(REQUIRED TASKS)
- 1) Transcribe the passage on Brunt's football career from "Brunt joined League" down to "until January 2015.".
- 2) Decide whether each statement agrees with the passage on Brunt's football career, answering yes or no and quoting the deciding words of the passage: (a) Brunt's debut for York City came in a 0–0 home draw with Portsmouth. (b) Brunt signed for Plymouth Argyle on a two-year contract. (c) Brunt's loan to Stevenage ran until January 2015.

(PASSAGE FOR REVIEW)

Brunt joined League Two club York City on 30 September 2014 on a one-month emergency loan, with his debut coming in a 0–0 home draw with Portsmouth on 4 October. He made six appearances for York before the loan expired on 1 November 2014. Brunt returned to Bristol Rovers and started the matches against Tranmere Rovers, Alfreton Town and Kidderminster Harriers before the arrival of Nathan Blissett and Bradley Goldberg on loan pushed Brunt back down the pecking order at Rovers. He was loaned out again on 27 November 2014, this time to League Two side Stevenage until January 2015.

===Plymouth Argyle===
On 20 January 2015, Brunt signed for League Two club Plymouth Argyle on an 18-month contract. Brunt suffered a serious knee injury in the 1–0 away defeat to Barnet on 1 March. This sidelined him for over nine months, missing the entire first half of the 2016–17 season. He was released by the club at the end of 2016–17, and turned down the opportunity to train with the club in pre-season.

[Document layout detection data]
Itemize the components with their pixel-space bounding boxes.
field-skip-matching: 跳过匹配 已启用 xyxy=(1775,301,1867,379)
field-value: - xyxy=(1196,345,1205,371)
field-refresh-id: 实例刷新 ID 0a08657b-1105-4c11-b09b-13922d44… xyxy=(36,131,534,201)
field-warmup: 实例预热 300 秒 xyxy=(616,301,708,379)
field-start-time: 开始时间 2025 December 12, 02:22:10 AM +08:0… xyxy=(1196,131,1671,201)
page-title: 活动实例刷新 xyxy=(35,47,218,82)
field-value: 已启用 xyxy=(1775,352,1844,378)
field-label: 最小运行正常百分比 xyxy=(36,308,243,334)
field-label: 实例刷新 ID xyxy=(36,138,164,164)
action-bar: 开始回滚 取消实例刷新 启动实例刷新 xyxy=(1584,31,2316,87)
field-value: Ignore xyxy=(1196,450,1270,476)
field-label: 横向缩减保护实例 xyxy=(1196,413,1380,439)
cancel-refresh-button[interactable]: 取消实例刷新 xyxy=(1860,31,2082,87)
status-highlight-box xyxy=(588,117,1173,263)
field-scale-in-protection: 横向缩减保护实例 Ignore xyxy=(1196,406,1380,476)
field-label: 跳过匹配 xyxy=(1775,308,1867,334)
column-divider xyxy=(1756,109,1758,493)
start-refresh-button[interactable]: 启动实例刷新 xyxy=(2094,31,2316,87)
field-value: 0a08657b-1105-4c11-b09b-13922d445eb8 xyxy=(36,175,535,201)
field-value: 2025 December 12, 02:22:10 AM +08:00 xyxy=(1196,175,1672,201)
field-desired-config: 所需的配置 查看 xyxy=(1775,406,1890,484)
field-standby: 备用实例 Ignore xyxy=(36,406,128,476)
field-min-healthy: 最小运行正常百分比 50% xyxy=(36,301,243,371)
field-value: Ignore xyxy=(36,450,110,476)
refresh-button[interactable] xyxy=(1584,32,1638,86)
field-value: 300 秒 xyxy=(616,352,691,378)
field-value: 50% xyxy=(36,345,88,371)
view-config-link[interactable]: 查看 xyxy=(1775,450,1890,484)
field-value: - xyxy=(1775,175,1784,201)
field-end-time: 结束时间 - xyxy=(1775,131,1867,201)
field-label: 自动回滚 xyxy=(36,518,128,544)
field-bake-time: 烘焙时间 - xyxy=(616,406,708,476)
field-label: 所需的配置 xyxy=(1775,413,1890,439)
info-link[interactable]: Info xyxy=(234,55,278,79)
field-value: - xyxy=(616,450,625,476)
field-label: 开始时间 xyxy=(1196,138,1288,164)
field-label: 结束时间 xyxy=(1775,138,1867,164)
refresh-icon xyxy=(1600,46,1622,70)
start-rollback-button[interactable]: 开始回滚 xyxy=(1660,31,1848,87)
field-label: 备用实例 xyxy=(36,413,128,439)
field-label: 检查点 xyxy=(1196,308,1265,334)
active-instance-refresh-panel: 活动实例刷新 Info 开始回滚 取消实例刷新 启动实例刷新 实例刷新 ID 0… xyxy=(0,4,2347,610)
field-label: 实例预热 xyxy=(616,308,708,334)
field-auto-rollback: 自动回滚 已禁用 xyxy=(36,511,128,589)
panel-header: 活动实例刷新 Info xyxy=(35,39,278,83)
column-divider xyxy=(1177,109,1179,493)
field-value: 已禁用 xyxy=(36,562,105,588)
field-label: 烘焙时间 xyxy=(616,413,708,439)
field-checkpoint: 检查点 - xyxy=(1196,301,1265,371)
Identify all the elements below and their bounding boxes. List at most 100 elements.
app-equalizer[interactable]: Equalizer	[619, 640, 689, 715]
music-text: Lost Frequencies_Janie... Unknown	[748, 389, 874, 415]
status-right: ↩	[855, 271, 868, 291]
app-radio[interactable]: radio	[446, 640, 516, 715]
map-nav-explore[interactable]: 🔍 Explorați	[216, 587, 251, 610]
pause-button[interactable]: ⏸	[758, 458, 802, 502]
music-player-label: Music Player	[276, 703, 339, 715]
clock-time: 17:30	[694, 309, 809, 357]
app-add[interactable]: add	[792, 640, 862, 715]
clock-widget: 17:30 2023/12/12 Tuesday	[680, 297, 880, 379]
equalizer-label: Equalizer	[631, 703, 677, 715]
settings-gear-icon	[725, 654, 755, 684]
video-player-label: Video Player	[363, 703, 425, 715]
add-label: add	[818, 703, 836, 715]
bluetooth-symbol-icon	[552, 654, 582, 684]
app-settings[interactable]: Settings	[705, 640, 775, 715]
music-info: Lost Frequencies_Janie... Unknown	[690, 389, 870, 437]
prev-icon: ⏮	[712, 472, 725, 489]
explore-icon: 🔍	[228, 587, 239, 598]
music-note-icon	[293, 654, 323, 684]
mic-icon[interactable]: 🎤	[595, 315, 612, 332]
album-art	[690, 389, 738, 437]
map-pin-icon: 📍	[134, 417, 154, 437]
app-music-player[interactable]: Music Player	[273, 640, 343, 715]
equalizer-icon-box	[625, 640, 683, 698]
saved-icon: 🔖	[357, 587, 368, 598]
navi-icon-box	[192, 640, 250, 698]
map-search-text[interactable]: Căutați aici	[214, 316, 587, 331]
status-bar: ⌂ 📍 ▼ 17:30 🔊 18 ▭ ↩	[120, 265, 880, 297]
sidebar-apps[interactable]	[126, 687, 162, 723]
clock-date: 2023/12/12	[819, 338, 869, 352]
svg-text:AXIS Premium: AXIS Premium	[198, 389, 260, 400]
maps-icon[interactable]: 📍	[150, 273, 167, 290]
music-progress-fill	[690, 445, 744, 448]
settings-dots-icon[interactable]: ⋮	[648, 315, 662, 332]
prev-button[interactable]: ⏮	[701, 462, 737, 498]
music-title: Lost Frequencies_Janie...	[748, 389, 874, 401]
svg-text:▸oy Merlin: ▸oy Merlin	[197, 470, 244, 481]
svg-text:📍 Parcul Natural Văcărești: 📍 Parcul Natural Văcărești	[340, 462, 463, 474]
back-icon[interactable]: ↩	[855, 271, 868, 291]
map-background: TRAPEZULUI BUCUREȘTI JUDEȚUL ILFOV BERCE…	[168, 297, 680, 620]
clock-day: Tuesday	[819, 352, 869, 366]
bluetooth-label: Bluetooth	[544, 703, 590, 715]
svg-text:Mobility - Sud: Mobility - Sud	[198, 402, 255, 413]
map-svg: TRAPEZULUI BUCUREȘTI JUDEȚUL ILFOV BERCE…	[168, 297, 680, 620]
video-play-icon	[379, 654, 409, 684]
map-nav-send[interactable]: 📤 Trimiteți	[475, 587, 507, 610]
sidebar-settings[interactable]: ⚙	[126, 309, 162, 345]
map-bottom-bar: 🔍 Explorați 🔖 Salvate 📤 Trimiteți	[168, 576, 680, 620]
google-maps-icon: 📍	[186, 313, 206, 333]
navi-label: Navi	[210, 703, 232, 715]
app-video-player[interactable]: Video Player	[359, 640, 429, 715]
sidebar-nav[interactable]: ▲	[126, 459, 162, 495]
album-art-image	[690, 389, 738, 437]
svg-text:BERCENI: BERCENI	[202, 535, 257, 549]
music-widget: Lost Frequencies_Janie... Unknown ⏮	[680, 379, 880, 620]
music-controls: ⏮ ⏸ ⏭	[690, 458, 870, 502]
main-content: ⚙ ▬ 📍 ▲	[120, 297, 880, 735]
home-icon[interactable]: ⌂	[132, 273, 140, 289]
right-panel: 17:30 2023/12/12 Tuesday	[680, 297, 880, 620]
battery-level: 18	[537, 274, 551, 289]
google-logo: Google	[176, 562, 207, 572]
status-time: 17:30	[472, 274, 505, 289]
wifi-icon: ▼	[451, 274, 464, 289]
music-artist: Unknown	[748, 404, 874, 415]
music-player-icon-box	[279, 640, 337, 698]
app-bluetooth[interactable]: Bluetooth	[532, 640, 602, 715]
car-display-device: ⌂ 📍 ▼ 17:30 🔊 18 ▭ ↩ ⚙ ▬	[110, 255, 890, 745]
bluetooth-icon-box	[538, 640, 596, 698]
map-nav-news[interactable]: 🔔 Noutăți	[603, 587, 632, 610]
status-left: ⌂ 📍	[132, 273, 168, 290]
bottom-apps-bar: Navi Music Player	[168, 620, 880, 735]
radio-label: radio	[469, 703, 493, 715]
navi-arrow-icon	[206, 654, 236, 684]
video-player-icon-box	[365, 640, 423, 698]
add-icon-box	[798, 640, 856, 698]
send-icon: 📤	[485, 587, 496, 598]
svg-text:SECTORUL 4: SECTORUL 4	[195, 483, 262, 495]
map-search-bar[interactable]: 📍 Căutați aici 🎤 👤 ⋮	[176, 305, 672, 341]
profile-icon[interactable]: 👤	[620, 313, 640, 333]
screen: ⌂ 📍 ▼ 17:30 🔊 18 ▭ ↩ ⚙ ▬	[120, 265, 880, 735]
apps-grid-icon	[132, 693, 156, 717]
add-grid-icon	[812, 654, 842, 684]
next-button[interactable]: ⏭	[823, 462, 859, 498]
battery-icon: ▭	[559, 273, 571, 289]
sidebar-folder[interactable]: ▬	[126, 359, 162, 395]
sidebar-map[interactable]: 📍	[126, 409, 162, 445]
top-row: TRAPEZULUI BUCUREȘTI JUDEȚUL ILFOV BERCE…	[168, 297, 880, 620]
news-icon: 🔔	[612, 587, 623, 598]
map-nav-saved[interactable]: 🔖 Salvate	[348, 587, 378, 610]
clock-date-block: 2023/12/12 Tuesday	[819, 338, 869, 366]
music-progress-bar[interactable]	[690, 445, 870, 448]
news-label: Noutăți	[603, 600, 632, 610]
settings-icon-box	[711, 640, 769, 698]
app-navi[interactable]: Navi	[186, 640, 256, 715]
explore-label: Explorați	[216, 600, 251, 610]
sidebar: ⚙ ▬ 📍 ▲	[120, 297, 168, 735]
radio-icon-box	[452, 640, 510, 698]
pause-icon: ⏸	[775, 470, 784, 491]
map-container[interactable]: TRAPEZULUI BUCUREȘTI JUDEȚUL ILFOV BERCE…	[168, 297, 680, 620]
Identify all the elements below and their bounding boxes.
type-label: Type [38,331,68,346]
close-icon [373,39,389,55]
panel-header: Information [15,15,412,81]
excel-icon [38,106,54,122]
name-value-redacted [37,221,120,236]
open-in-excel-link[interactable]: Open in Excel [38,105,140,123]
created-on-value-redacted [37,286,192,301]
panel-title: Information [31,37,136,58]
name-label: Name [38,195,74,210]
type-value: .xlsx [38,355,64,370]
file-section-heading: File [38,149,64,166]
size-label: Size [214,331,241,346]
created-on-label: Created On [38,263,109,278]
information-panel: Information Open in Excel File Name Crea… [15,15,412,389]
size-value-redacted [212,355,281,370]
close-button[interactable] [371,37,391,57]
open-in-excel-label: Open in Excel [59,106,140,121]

(ANSWERS TO THIS EXERCISE)
- 1)
Brunt joined League Two club York City on 30 September 2014 on a one-month emergency loan, with his debut coming in a 0–0 home draw with Portsmouth on 4 October. He made six appearances for York before the loan expired on 1 November 2014. Brunt returned to Bristol Rovers and started the matches against Tranmere Rovers, Alfreton Town and Kidderminster Harriers before the arrival of Nathan Blissett and Bradley Goldberg on loan pushed Brunt back down the pecking order at Rovers. He was loaned out again on 27 November 2014, this time to League Two side Stevenage until January 2015.

- 2)
(a) Yes: "with his debut coming in a 0–0 home draw with Portsmouth on 4 October"
(b) No: "Brunt signed for League Two club Plymouth Argyle on an 18-month contract"
(c) Yes: "this time to League Two side Stevenage until January 2015"